### SET EXERCISE:
Every line of the records below should be restated exactly.
——————
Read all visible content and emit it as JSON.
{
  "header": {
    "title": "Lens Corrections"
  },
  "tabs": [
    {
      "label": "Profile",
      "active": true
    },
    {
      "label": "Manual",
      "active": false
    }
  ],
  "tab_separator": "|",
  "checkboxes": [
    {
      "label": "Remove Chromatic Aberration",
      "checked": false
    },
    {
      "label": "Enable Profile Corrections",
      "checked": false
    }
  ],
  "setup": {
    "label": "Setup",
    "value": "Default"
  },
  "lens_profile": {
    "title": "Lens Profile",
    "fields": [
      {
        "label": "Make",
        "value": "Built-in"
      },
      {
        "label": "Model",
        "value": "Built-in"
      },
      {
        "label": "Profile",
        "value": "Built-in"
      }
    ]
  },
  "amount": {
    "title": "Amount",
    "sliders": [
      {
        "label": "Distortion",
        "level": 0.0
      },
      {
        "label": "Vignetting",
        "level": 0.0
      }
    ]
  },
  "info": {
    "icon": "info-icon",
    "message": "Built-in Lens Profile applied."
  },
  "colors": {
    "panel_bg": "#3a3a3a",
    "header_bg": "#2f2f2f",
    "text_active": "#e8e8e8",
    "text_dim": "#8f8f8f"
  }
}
——————
### SOLUTION:
Read all visible content and emit it as JSON.
{
  "header": {
    "title": "Lens Corrections"
  },
  "tabs": [
    {
      "label": "Profile",
      "active": true
    },
    {
      "label": "Manual",
      "active": false
    }
  ],
  "tab_separator": "|",
  "checkboxes": [
    {
      "label": "Remove Chromatic Aberration",
      "checked": false
    },
    {
      "label": "Enable Profile Corrections",
      "checked": false
    }
  ],
  "setup": {
    "label": "Setup",
    "value": "Default"
  },
  "lens_profile": {
    "title": "Lens Profile",
    "fields": [
      {
        "label": "Make",
        "value": "Built-in"
      },
      {
        "label": "Model",
        "value": "Built-in"
      },
      {
        "label": "Profile",
        "value": "Built-in"
      }
    ]
  },
  "amount": {
    "title": "Amount",
    "sliders": [
      {
        "label": "Distortion",
        "level": 0.0
      },
      {
        "label": "Vignetting",
        "level": 0.0
      }
    ]
  },
  "info": {
    "icon": "info-icon",
    "message": "Built-in Lens Profile applied."
  },
  "colors": {
    "panel_bg": "#3a3a3a",
    "header_bg": "#2f2f2f",
    "text_active": "#e8e8e8",
    "text_dim": "#8f8f8f"
  }
}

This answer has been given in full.